# Work to do
In the data below, locate each line with the word "OCDE" and list it.

## Begin Records shown

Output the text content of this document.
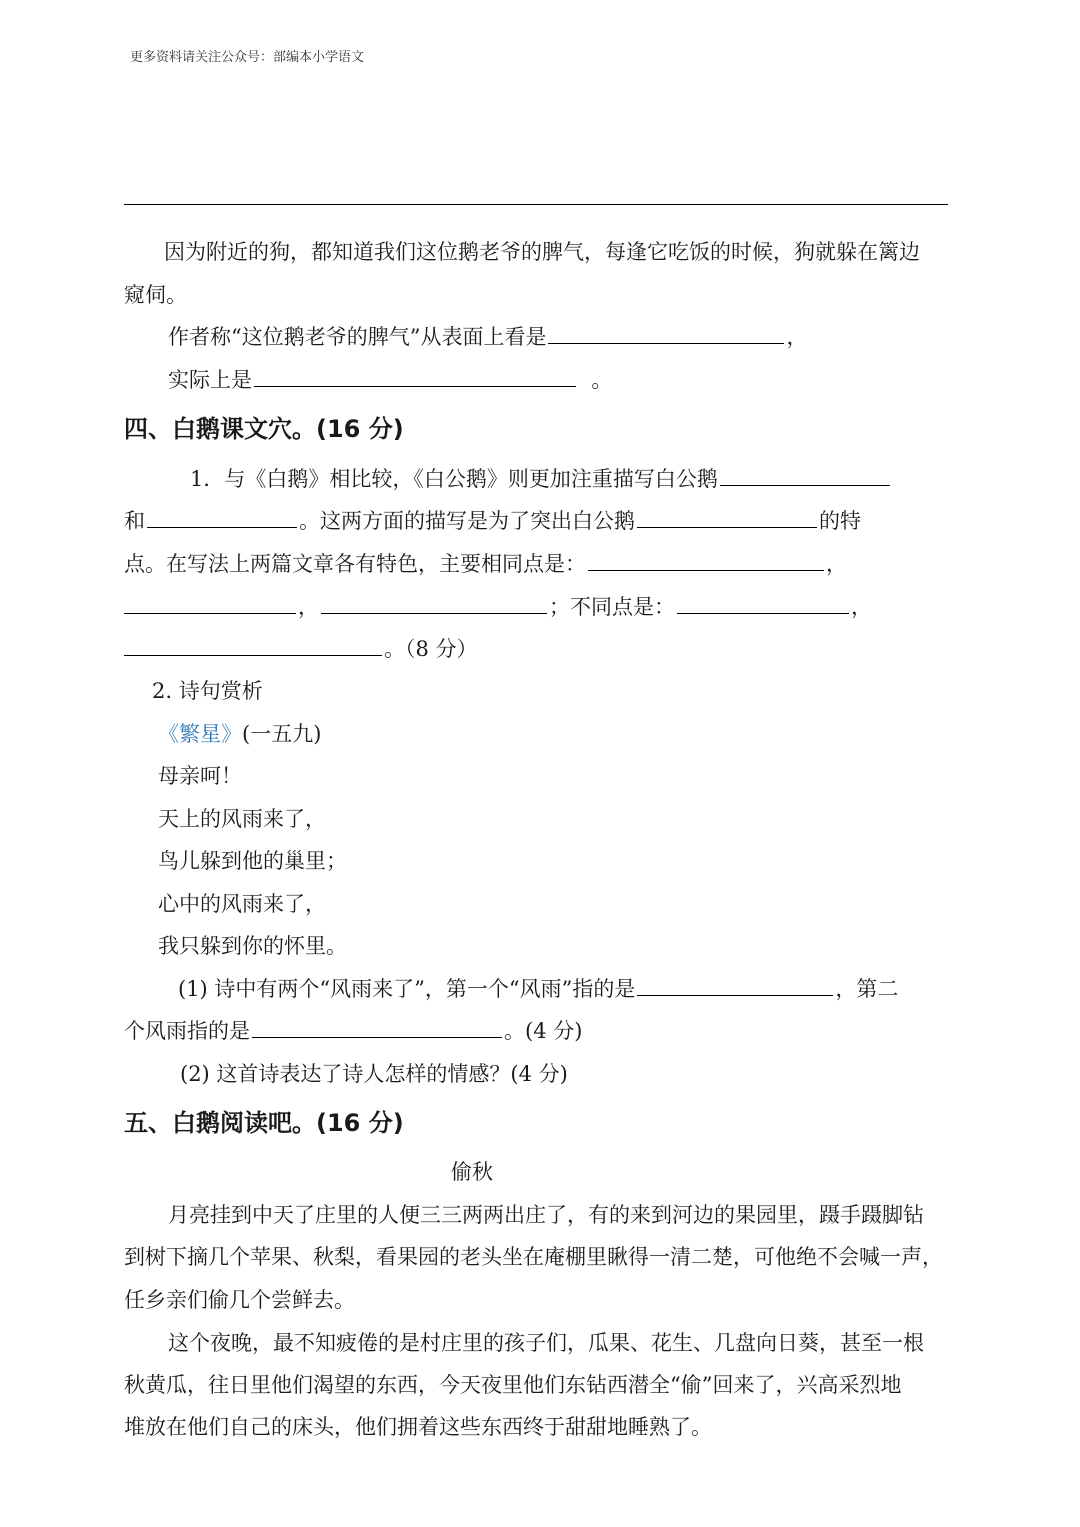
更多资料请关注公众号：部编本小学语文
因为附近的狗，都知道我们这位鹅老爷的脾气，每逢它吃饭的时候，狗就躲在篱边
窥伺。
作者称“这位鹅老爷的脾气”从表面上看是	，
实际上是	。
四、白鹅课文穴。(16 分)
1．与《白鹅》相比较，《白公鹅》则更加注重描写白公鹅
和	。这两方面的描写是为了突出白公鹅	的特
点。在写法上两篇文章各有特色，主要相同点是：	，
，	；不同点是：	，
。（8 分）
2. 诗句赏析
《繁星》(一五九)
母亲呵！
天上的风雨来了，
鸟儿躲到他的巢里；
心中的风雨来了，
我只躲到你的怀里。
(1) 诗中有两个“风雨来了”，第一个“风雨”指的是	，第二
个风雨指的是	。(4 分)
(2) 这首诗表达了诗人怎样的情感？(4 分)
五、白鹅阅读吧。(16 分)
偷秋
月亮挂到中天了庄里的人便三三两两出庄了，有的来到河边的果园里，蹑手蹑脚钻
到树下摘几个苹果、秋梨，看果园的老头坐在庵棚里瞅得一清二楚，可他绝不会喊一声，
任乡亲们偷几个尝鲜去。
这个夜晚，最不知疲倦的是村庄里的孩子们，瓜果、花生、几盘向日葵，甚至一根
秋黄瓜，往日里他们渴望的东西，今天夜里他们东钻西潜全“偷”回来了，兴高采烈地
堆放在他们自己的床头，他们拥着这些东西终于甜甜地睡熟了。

## End Records shown
## Begin Records shown

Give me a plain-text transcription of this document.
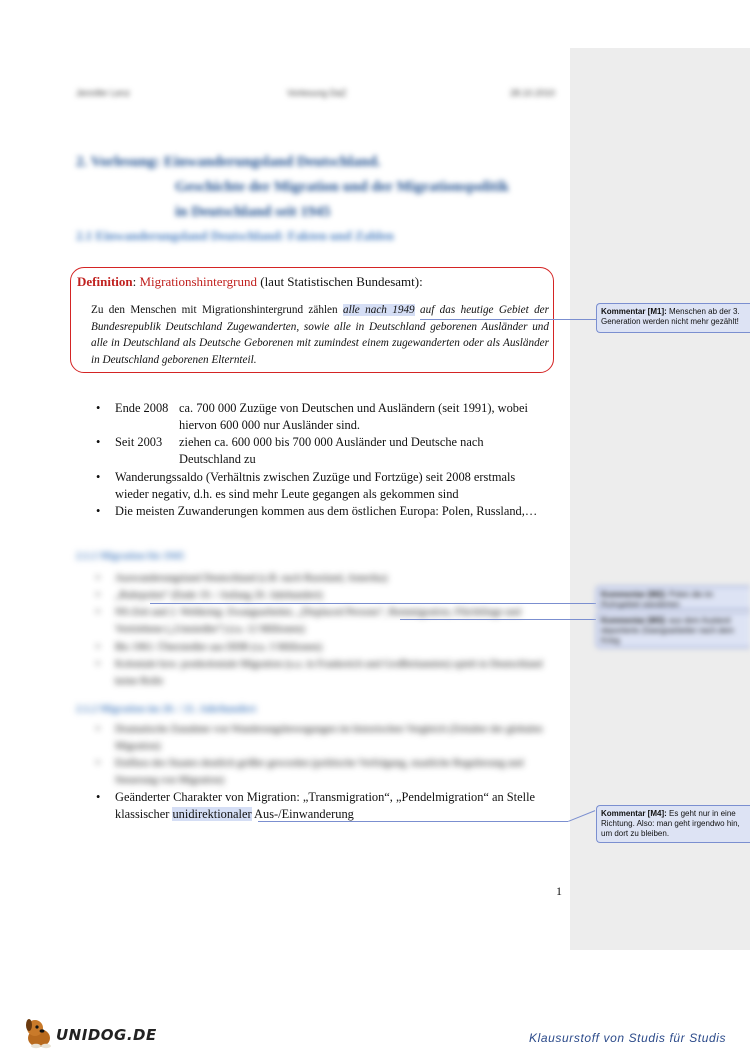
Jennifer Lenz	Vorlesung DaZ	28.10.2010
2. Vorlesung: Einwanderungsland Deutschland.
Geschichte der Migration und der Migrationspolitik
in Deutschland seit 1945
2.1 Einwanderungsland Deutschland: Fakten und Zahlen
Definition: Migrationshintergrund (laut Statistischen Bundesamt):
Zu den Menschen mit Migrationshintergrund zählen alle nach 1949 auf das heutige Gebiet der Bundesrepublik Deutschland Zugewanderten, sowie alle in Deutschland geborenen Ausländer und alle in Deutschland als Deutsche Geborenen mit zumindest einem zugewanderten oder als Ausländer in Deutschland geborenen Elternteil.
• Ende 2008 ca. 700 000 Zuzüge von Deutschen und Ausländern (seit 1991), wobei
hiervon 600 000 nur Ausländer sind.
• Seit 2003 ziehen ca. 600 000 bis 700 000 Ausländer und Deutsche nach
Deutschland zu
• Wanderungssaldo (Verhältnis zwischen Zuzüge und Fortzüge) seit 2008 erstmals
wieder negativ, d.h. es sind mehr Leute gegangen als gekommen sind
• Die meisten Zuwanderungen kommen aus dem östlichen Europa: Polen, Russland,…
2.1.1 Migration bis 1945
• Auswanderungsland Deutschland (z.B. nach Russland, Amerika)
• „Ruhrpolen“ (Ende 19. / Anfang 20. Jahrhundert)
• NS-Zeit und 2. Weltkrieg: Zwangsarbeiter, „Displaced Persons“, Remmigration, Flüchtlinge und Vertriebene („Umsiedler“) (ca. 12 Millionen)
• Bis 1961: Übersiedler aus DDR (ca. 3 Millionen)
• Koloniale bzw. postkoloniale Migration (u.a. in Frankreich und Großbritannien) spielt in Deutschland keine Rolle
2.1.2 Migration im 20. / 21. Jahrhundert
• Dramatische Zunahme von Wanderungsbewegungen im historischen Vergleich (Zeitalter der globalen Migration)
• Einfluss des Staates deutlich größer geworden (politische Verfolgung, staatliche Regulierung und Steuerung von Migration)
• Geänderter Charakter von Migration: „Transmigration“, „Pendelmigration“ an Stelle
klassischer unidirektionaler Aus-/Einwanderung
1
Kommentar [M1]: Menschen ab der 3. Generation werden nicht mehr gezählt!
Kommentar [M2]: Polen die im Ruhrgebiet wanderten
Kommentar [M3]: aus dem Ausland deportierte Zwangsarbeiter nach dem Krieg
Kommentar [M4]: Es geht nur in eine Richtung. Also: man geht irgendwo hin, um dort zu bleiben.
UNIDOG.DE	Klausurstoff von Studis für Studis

## End Records shown
## Begin Records shown

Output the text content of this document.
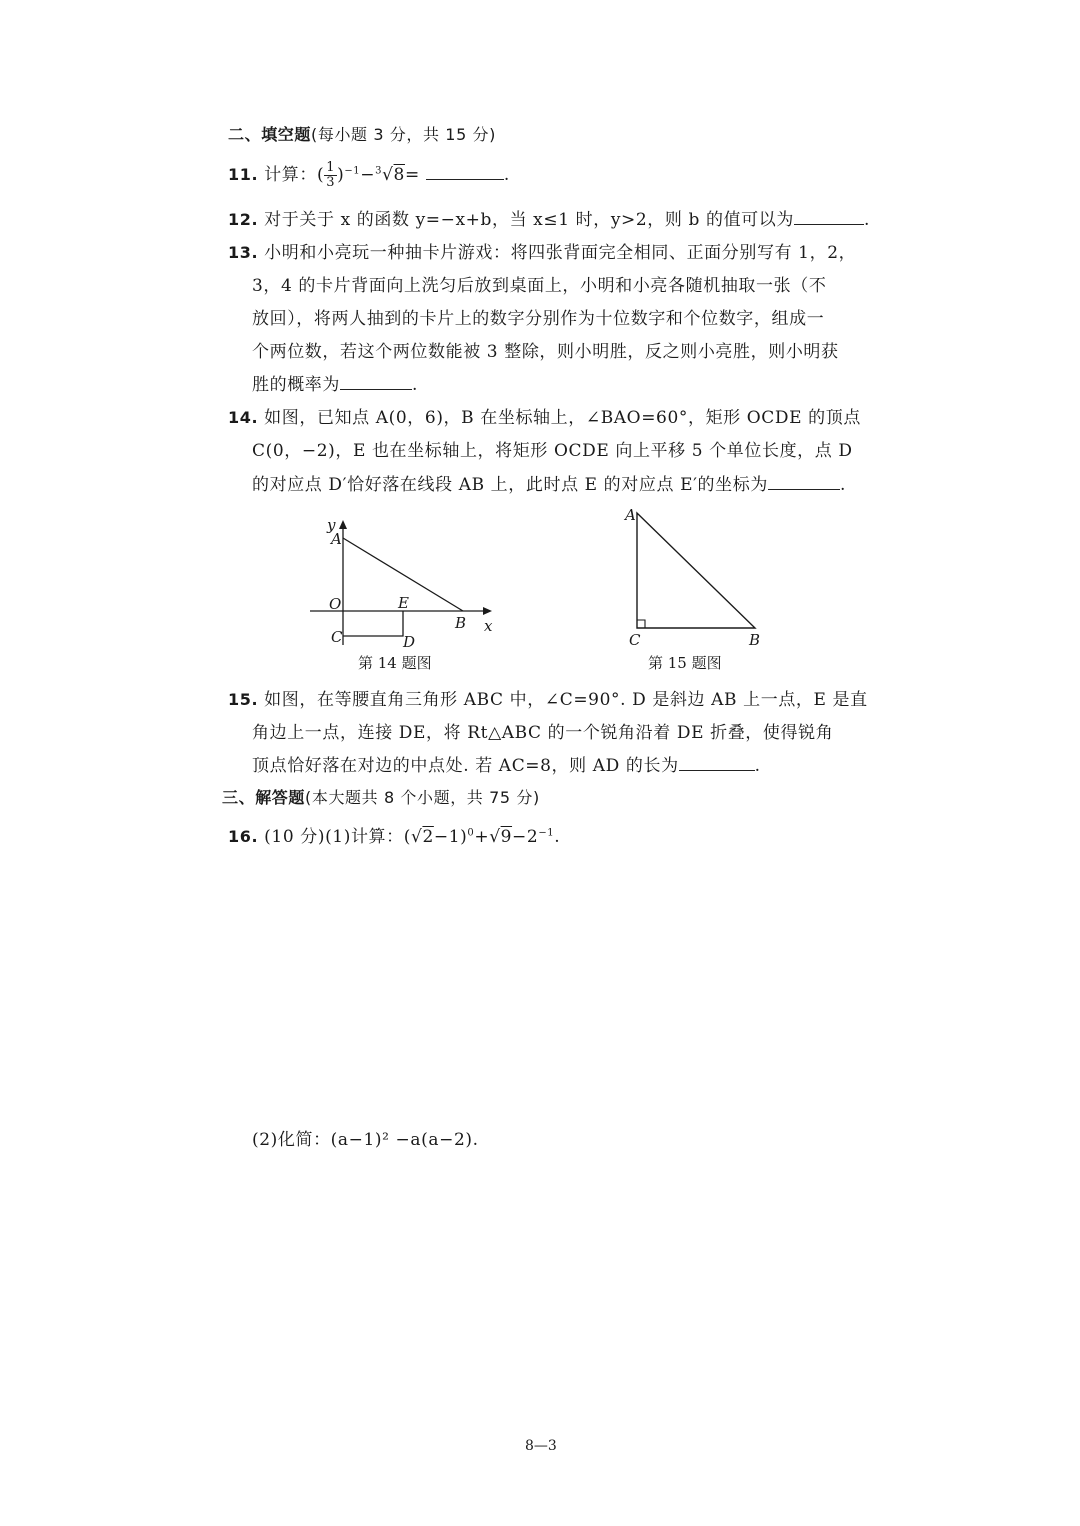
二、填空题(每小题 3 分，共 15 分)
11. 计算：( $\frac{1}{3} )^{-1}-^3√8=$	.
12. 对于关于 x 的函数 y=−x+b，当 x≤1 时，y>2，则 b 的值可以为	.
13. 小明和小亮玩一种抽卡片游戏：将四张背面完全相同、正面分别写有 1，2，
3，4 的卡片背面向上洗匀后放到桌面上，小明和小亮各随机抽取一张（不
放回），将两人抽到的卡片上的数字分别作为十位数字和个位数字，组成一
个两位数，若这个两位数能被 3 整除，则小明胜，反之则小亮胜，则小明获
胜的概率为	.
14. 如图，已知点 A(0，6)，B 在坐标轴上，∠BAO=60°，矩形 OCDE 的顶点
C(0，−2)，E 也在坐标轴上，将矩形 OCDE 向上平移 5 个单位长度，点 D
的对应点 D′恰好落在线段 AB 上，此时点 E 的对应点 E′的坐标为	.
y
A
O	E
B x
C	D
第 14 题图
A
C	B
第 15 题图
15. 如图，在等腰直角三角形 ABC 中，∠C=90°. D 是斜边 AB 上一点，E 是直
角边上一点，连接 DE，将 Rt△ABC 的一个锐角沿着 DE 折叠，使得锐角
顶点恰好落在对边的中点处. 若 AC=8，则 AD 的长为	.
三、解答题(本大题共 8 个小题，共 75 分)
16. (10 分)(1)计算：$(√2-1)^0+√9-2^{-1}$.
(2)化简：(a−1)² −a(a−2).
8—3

## End Records shown

# The reply
14. 如图，已知点 A(0，6)，B 在坐标轴上，∠BAO=60°，矩形 OCDE 的顶点
C(0，−2)，E 也在坐标轴上，将矩形 OCDE 向上平移 5 个单位长度，点 D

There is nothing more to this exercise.